--- Set problem ---
Without the pictures, output the records below word for word.

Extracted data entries
= = = =

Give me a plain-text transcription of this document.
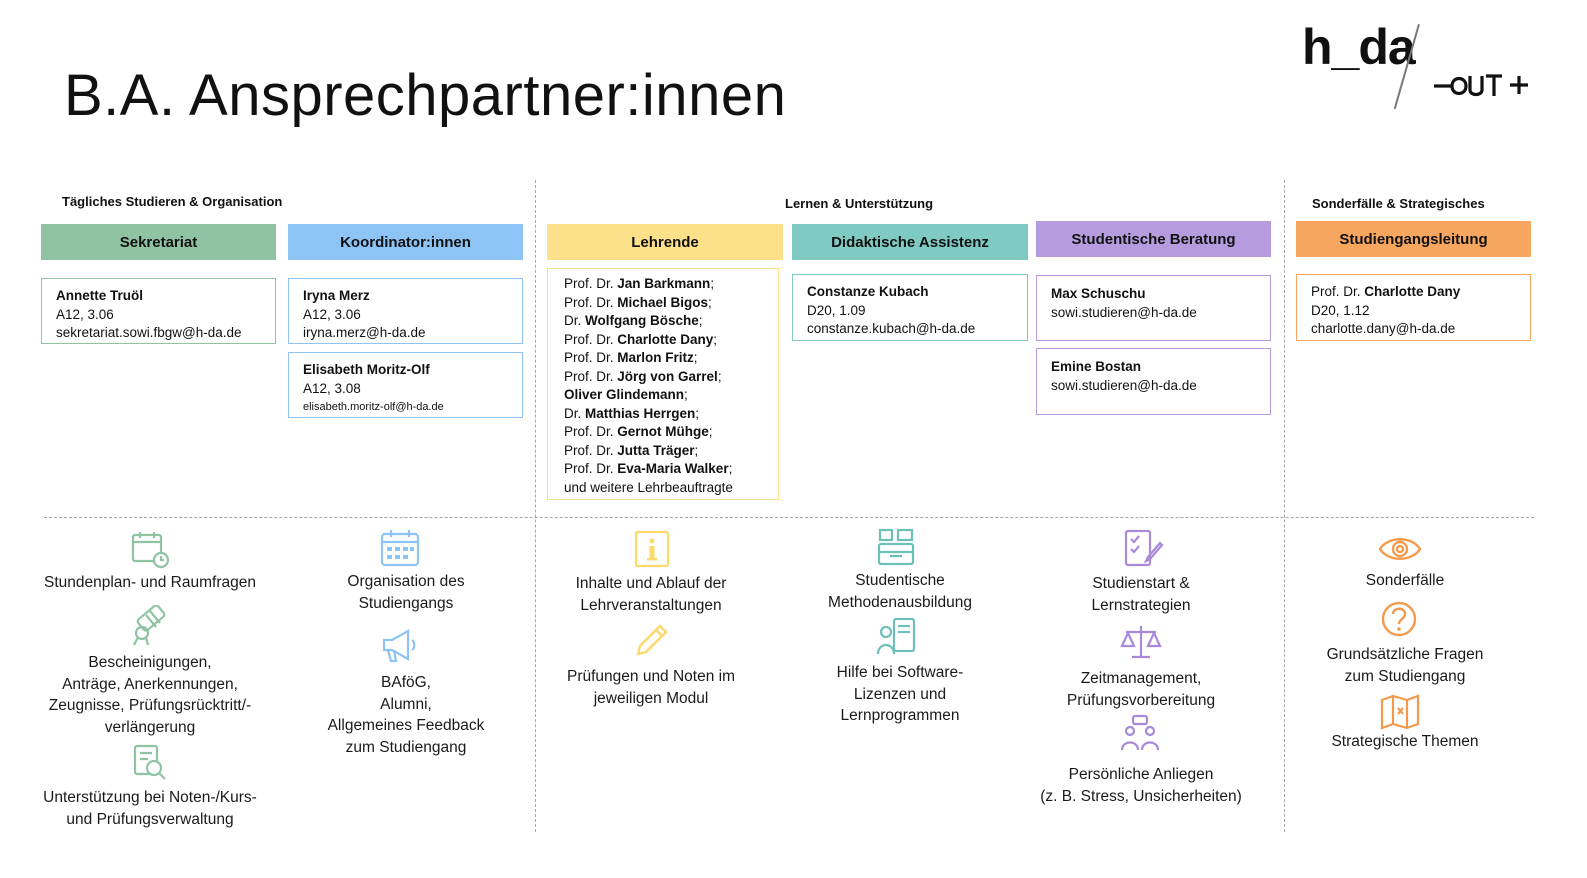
B.A. Ansprechpartner:innen
h_da
Tägliches Studieren & Organisation	Lernen & Unterstützung	Sonderfälle & Strategisches
Sekretariat	Koordinator:innen	Lehrende	Didaktische Assistenz	Studentische Beratung	Studiengangsleitung
Annette Truöl
A12, 3.06
sekretariat.sowi.fbgw@h-da.de
Iryna Merz
A12, 3.06
iryna.merz@h-da.de
Elisabeth Moritz-Olf
A12, 3.08
elisabeth.moritz-olf@h-da.de
Prof. Dr. Jan Barkmann;
Prof. Dr. Michael Bigos;
Dr. Wolfgang Bösche;
Prof. Dr. Charlotte Dany;
Prof. Dr. Marlon Fritz;
Prof. Dr. Jörg von Garrel;
Oliver Glindemann;
Dr. Matthias Herrgen;
Prof. Dr. Gernot Mühge;
Prof. Dr. Jutta Träger;
Prof. Dr. Eva-Maria Walker;
und weitere Lehrbeauftragte
Constanze Kubach
D20, 1.09
constanze.kubach@h-da.de
Max Schuschu
sowi.studieren@h-da.de
Emine Bostan
sowi.studieren@h-da.de
Prof. Dr. Charlotte Dany
D20, 1.12
charlotte.dany@h-da.de
Stundenplan- und Raumfragen
Bescheinigungen,
Anträge, Anerkennungen,
Zeugnisse, Prüfungsrücktritt/-
verlängerung
Unterstützung bei Noten-/Kurs-
und Prüfungsverwaltung
Organisation des
Studiengangs
BAföG,
Alumni,
Allgemeines Feedback
zum Studiengang
Inhalte und Ablauf der
Lehrveranstaltungen
Prüfungen und Noten im
jeweiligen Modul
Studentische
Methodenausbildung
Hilfe bei Software-
Lizenzen und
Lernprogrammen
Studienstart &
Lernstrategien
Zeitmanagement,
Prüfungsvorbereitung
Persönliche Anliegen
(z. B. Stress, Unsicherheiten)
Sonderfälle
Grundsätzliche Fragen
zum Studiengang
Strategische Themen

= = = =

--- Written response ---
Give me a plain-text transcription of this document.
B.A. Ansprechpartner:innen
h_da
Tägliches Studieren & Organisation	Lernen & Unterstützung	Sonderfälle & Strategisches
Sekretariat	Koordinator:innen	Lehrende	Didaktische Assistenz	Studentische Beratung	Studiengangsleitung
Annette Truöl
A12, 3.06
sekretariat.sowi.fbgw@h-da.de
Iryna Merz
A12, 3.06
iryna.merz@h-da.de
Elisabeth Moritz-Olf
A12, 3.08
elisabeth.moritz-olf@h-da.de
Prof. Dr. Jan Barkmann;
Prof. Dr. Michael Bigos;
Dr. Wolfgang Bösche;
Prof. Dr. Charlotte Dany;
Prof. Dr. Marlon Fritz;
Prof. Dr. Jörg von Garrel;
Oliver Glindemann;
Dr. Matthias Herrgen;
Prof. Dr. Gernot Mühge;
Prof. Dr. Jutta Träger;
Prof. Dr. Eva-Maria Walker;
und weitere Lehrbeauftragte
Constanze Kubach
D20, 1.09
constanze.kubach@h-da.de
Max Schuschu
sowi.studieren@h-da.de
Emine Bostan
sowi.studieren@h-da.de
Prof. Dr. Charlotte Dany
D20, 1.12
charlotte.dany@h-da.de
Stundenplan- und Raumfragen
Bescheinigungen,
Anträge, Anerkennungen,
Zeugnisse, Prüfungsrücktritt/-
verlängerung
Unterstützung bei Noten-/Kurs-
und Prüfungsverwaltung
Organisation des
Studiengangs
BAföG,
Alumni,
Allgemeines Feedback
zum Studiengang
Inhalte und Ablauf der
Lehrveranstaltungen
Prüfungen und Noten im
jeweiligen Modul
Studentische
Methodenausbildung
Hilfe bei Software-
Lizenzen und
Lernprogrammen
Studienstart &
Lernstrategien
Zeitmanagement,
Prüfungsvorbereitung
Persönliche Anliegen
(z. B. Stress, Unsicherheiten)
Sonderfälle
Grundsätzliche Fragen
zum Studiengang
Strategische Themen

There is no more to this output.